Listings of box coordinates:
----

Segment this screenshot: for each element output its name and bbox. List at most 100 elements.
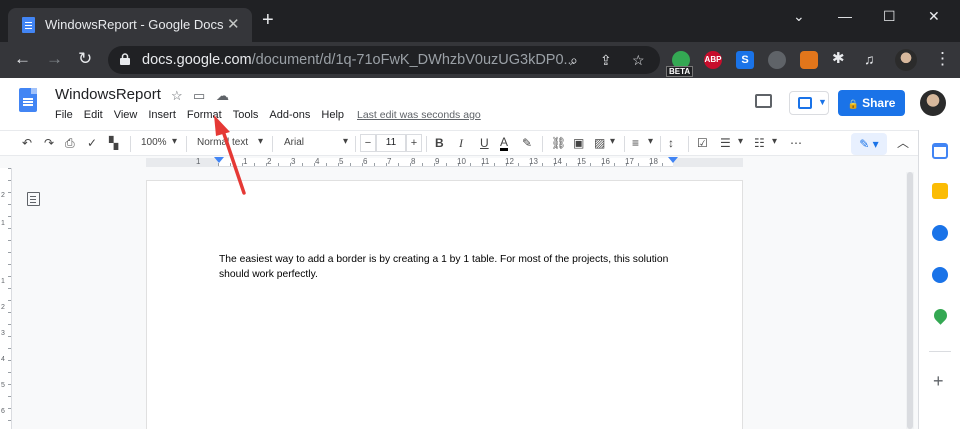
document-title[interactable]: WindowsReport (55, 86, 161, 103)
collapse-toolbar-icon[interactable]: ︿ (897, 136, 909, 150)
print-icon[interactable]: ⎙ (65, 136, 75, 150)
editing-mode-button[interactable]: ✎ ▾ (851, 133, 887, 155)
back-arrow-icon[interactable]: ← (14, 49, 31, 69)
chevron-down-icon: ▾ (343, 136, 349, 147)
vertical-scrollbar[interactable] (906, 172, 914, 429)
menu-file[interactable]: File (55, 109, 73, 121)
menu-format[interactable]: Format (187, 109, 222, 121)
contacts-icon[interactable] (932, 267, 948, 283)
document-page[interactable]: The easiest way to add a border is by cr… (146, 180, 743, 429)
minimize-button[interactable]: — (838, 8, 852, 24)
chevron-down-icon: ▾ (738, 136, 744, 147)
menu-help[interactable]: Help (321, 109, 344, 121)
chevron-down-icon: ▾ (610, 136, 616, 147)
scrollbar-thumb[interactable] (907, 172, 913, 429)
robot-extension-icon[interactable] (768, 51, 786, 69)
lock-icon (120, 53, 130, 65)
puzzle-extensions-icon[interactable]: ✱ (832, 49, 845, 69)
toolbar-divider (130, 136, 131, 152)
browser-menu-icon[interactable]: ⋮ (934, 49, 951, 69)
star-icon[interactable]: ☆ (171, 88, 183, 104)
tab-close-icon[interactable]: ✕ (227, 15, 240, 33)
maximize-button[interactable]: ☐ (883, 8, 896, 25)
profile-avatar[interactable] (895, 49, 917, 71)
tab-search-icon[interactable]: ⌄ (793, 8, 805, 25)
align-icon[interactable]: ≡ (632, 136, 639, 150)
keep-icon[interactable] (932, 183, 948, 199)
calendar-icon[interactable] (932, 143, 948, 159)
increase-font-size-button[interactable]: + (406, 134, 422, 152)
italic-button[interactable]: I (459, 136, 463, 150)
text-color-button[interactable]: A (500, 136, 509, 151)
ruler-number: 13 (529, 157, 538, 166)
reload-icon[interactable]: ↻ (78, 49, 92, 69)
spellcheck-icon[interactable]: ✓ (87, 136, 97, 150)
font-select[interactable]: Arial (284, 136, 304, 150)
highlight-pen-icon[interactable]: ✎ (522, 136, 532, 150)
document-body-text[interactable]: The easiest way to add a border is by cr… (219, 253, 669, 282)
paint-format-icon[interactable]: ▚ (109, 136, 118, 150)
ruler-right-margin (673, 158, 743, 167)
new-tab-button[interactable]: + (262, 10, 274, 30)
get-addons-icon[interactable]: + (933, 372, 944, 390)
menu-edit[interactable]: Edit (84, 109, 103, 121)
adblock-plus-icon[interactable]: ABP (704, 51, 722, 69)
ruler-number: 12 (505, 157, 514, 166)
menu-bar: File Edit View Insert Format Tools Add-ons Help (55, 109, 355, 121)
beta-badge: BETA (666, 66, 694, 77)
undo-icon[interactable]: ↶ (22, 136, 32, 150)
toolbar-divider (272, 136, 273, 152)
style-select[interactable]: Normal text (197, 136, 248, 150)
share-button[interactable]: 🔒 Share (838, 90, 905, 116)
google-docs-favicon-icon (22, 17, 35, 33)
menu-view[interactable]: View (114, 109, 138, 121)
toolbar-divider (426, 136, 427, 152)
line-spacing-icon[interactable]: ↕ (668, 136, 674, 150)
more-options-icon[interactable]: ⋯ (790, 136, 802, 150)
underline-button[interactable]: U (480, 136, 489, 150)
tasks-icon[interactable] (932, 225, 948, 241)
menu-tools[interactable]: Tools (233, 109, 259, 121)
share-page-icon[interactable]: ⇪ (600, 52, 612, 69)
share-label: Share (862, 96, 896, 110)
last-edit-link[interactable]: Last edit was seconds ago (357, 109, 481, 121)
forward-arrow-icon[interactable]: → (46, 49, 63, 69)
menu-insert[interactable]: Insert (148, 109, 176, 121)
ruler-number: 3 (1, 330, 5, 337)
redo-icon[interactable]: ↷ (44, 136, 54, 150)
address-bar[interactable]: docs.google.com/document/d/1q-71oFwK_DWh… (108, 46, 660, 74)
media-control-icon[interactable]: ♫ (864, 49, 875, 69)
move-folder-icon[interactable]: ▭ (193, 88, 205, 104)
bookmark-star-icon[interactable]: ☆ (632, 52, 645, 69)
close-window-button[interactable]: ✕ (928, 8, 940, 25)
decrease-font-size-button[interactable]: − (360, 134, 376, 152)
document-canvas: The easiest way to add a border is by cr… (12, 168, 918, 429)
docs-home-icon[interactable] (19, 88, 37, 112)
browser-toolbar: ← → ↻ docs.google.com/document/d/1q-71oF… (0, 42, 960, 78)
comment-history-icon[interactable] (755, 94, 772, 108)
left-indent-marker[interactable] (214, 157, 224, 163)
cloud-saved-icon[interactable]: ☁ (216, 88, 229, 104)
right-indent-marker[interactable] (668, 157, 678, 163)
browser-tab[interactable]: WindowsReport - Google Docs ✕ (8, 8, 252, 42)
zoom-search-icon[interactable]: ⌕ (570, 52, 578, 69)
insert-link-icon[interactable]: ⛓ (551, 136, 566, 150)
add-comment-icon[interactable]: ▣ (573, 136, 584, 150)
font-size-input[interactable]: 11 (376, 134, 406, 152)
menu-addons[interactable]: Add-ons (269, 109, 310, 121)
ruler-number: 1 (1, 220, 5, 227)
document-outline-icon[interactable] (27, 192, 40, 206)
maps-icon[interactable] (931, 306, 950, 325)
url-host: docs.google.com (142, 52, 252, 68)
bulleted-list-icon[interactable]: ☰ (720, 136, 731, 150)
checklist-icon[interactable]: ☑ (697, 136, 708, 150)
zoom-select[interactable]: 100% (141, 136, 167, 150)
bold-button[interactable]: B (435, 136, 444, 150)
numbered-list-icon[interactable]: ☷ (754, 136, 765, 150)
chevron-down-icon: ▾ (172, 136, 178, 147)
account-avatar[interactable] (920, 90, 946, 116)
present-button[interactable]: ▼ (789, 91, 829, 115)
insert-image-icon[interactable]: ▨ (594, 136, 605, 150)
s-extension-icon[interactable]: S (736, 51, 754, 69)
metamask-icon[interactable] (800, 51, 818, 69)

----

Lay out every line of the items above as a Markdown table with the columns Row and Entry, where Row holds the row number and Entry holds the line. Skip blank lines and leave the pictures out.

* _RIGHT ANSWER_
| Row | Entry |
|---|---|
| 1 | Segment this screenshot: for each element output its name and bbox. List at most 100 elements. |
| 2 | document-title[interactable]: WindowsReport (55, 86, 161, 103) |
| 3 | collapse-toolbar-icon[interactable]: ︿ (897, 136, 909, 150) |
| 4 | print-icon[interactable]: ⎙ (65, 136, 75, 150) |
| 5 | editing-mode-button[interactable]: ✎ ▾ (851, 133, 887, 155) |
| 6 | back-arrow-icon[interactable]: ← (14, 49, 31, 69) |
| 7 | chevron-down-icon: ▾ (343, 136, 349, 147) |
| 8 | vertical-scrollbar[interactable] (906, 172, 914, 429) |
| 9 | menu-file[interactable]: File (55, 109, 73, 121) |
| 10 | menu-format[interactable]: Format (187, 109, 222, 121) |
| 11 | contacts-icon[interactable] (932, 267, 948, 283) |
| 12 | document-page[interactable]: The easiest way to add a border is by cr… (146, 180, 743, 429) |
| 13 | minimize-button[interactable]: — (838, 8, 852, 24) |
| 14 | chevron-down-icon: ▾ (738, 136, 744, 147) |
| 15 | menu-help[interactable]: Help (321, 109, 344, 121) |
| 16 | chevron-down-icon: ▾ (610, 136, 616, 147) |
| 17 | scrollbar-thumb[interactable] (907, 172, 913, 429) |
| 18 | robot-extension-icon[interactable] (768, 51, 786, 69) |
| 19 | lock-icon (120, 53, 130, 65) |
| 20 | puzzle-extensions-icon[interactable]: ✱ (832, 49, 845, 69) |
| 21 | toolbar-divider (130, 136, 131, 152) |
| 22 | browser-menu-icon[interactable]: ⋮ (934, 49, 951, 69) |
| 23 | star-icon[interactable]: ☆ (171, 88, 183, 104) |
| 24 | tab-close-icon[interactable]: ✕ (227, 15, 240, 33) |
| 25 | maximize-button[interactable]: ☐ (883, 8, 896, 25) |
| 26 | profile-avatar[interactable] (895, 49, 917, 71) |
| 27 | tab-search-icon[interactable]: ⌄ (793, 8, 805, 25) |
| 28 | align-icon[interactable]: ≡ (632, 136, 639, 150) |
| 29 | keep-icon[interactable] (932, 183, 948, 199) |
| 30 | calendar-icon[interactable] (932, 143, 948, 159) |
| 31 | increase-font-size-button[interactable]: + (406, 134, 422, 152) |
| 32 | italic-button[interactable]: I (459, 136, 463, 150) |
| 33 | text-color-button[interactable]: A (500, 136, 509, 151) |
| 34 | ruler-number: 13 (529, 157, 538, 166) |
| 35 | reload-icon[interactable]: ↻ (78, 49, 92, 69) |
| 36 | spellcheck-icon[interactable]: ✓ (87, 136, 97, 150) |
| 37 | font-select[interactable]: Arial (284, 136, 304, 150) |
| 38 | highlight-pen-icon[interactable]: ✎ (522, 136, 532, 150) |
| 39 | document-body-text[interactable]: The easiest way to add a border is by cr… (219, 253, 669, 282) |
| 40 | paint-format-icon[interactable]: ▚ (109, 136, 118, 150) |
| 41 | ruler-right-margin (673, 158, 743, 167) |
| 42 | new-tab-button[interactable]: + (262, 10, 274, 30) |
| 43 | get-addons-icon[interactable]: + (933, 372, 944, 390) |
| 44 | menu-edit[interactable]: Edit (84, 109, 103, 121) |
| 45 | adblock-plus-icon[interactable]: ABP (704, 51, 722, 69) |
| 46 | ruler-number: 12 (505, 157, 514, 166) |
| 47 | menu-bar: File Edit View Insert Format Tools Add-ons Help (55, 109, 355, 121) |
| 48 | beta-badge: BETA (666, 66, 694, 77) |
| 49 | undo-icon[interactable]: ↶ (22, 136, 32, 150) |
| 50 | toolbar-divider (272, 136, 273, 152) |
| 51 | style-select[interactable]: Normal text (197, 136, 248, 150) |
| 52 | share-button[interactable]: 🔒 Share (838, 90, 905, 116) |
| 53 | google-docs-favicon-icon (22, 17, 35, 33) |
| 54 | menu-view[interactable]: View (114, 109, 138, 121) |
| 55 | toolbar-divider (426, 136, 427, 152) |
| 56 | line-spacing-icon[interactable]: ↕ (668, 136, 674, 150) |
| 57 | more-options-icon[interactable]: ⋯ (790, 136, 802, 150) |
| 58 | underline-button[interactable]: U (480, 136, 489, 150) |
| 59 | tasks-icon[interactable] (932, 225, 948, 241) |
| 60 | menu-tools[interactable]: Tools (233, 109, 259, 121) |
| 61 | share-page-icon[interactable]: ⇪ (600, 52, 612, 69) |
| 62 | share-label: Share (862, 96, 896, 110) |
| 63 | last-edit-link[interactable]: Last edit was seconds ago (357, 109, 481, 121) |
| 64 | forward-arrow-icon[interactable]: → (46, 49, 63, 69) |
| 65 | menu-insert[interactable]: Insert (148, 109, 176, 121) |
| 66 | ruler-number: 3 (1, 330, 5, 337) |
| 67 | redo-icon[interactable]: ↷ (44, 136, 54, 150) |
| 68 | address-bar[interactable]: docs.google.com/document/d/1q-71oFwK_DWh… (108, 46, 660, 74) |
| 69 | media-control-icon[interactable]: ♫ (864, 49, 875, 69) |
| 70 | move-folder-icon[interactable]: ▭ (193, 88, 205, 104) |
| 71 | bookmark-star-icon[interactable]: ☆ (632, 52, 645, 69) |
| 72 | close-window-button[interactable]: ✕ (928, 8, 940, 25) |
| 73 | decrease-font-size-button[interactable]: − (360, 134, 376, 152) |
| 74 | document-canvas: The easiest way to add a border is by cr… (12, 168, 918, 429) |
| 75 | docs-home-icon[interactable] (19, 88, 37, 112) |
| 76 | browser-toolbar: ← → ↻ docs.google.com/document/d/1q-71oF… (0, 42, 960, 78) |
| 77 | comment-history-icon[interactable] (755, 94, 772, 108) |
| 78 | left-indent-marker[interactable] (214, 157, 224, 163) |
| 79 | cloud-saved-icon[interactable]: ☁ (216, 88, 229, 104) |
| 80 | right-indent-marker[interactable] (668, 157, 678, 163) |
| 81 | browser-tab[interactable]: WindowsReport - Google Docs ✕ (8, 8, 252, 42) |
| 82 | zoom-search-icon[interactable]: ⌕ (570, 52, 578, 69) |
| 83 | insert-link-icon[interactable]: ⛓ (551, 136, 566, 150) |
| 84 | add-comment-icon[interactable]: ▣ (573, 136, 584, 150) |
| 85 | font-size-input[interactable]: 11 (376, 134, 406, 152) |
| 86 | menu-addons[interactable]: Add-ons (269, 109, 310, 121) |
| 87 | ruler-number: 1 (1, 220, 5, 227) |
| 88 | document-outline-icon[interactable] (27, 192, 40, 206) |
| 89 | maps-icon[interactable] (931, 306, 950, 325) |
| 90 | url-host: docs.google.com (142, 52, 252, 68) |
| 91 | bulleted-list-icon[interactable]: ☰ (720, 136, 731, 150) |
| 92 | checklist-icon[interactable]: ☑ (697, 136, 708, 150) |
| 93 | zoom-select[interactable]: 100% (141, 136, 167, 150) |
| 94 | bold-button[interactable]: B (435, 136, 444, 150) |
| 95 | numbered-list-icon[interactable]: ☷ (754, 136, 765, 150) |
| 96 | chevron-down-icon: ▾ (172, 136, 178, 147) |
| 97 | account-avatar[interactable] (920, 90, 946, 116) |
| 98 | present-button[interactable]: ▼ (789, 91, 829, 115) |
| 99 | insert-image-icon[interactable]: ▨ (594, 136, 605, 150) |
| 100 | s-extension-icon[interactable]: S (736, 51, 754, 69) |
| 101 | metamask-icon[interactable] (800, 51, 818, 69) |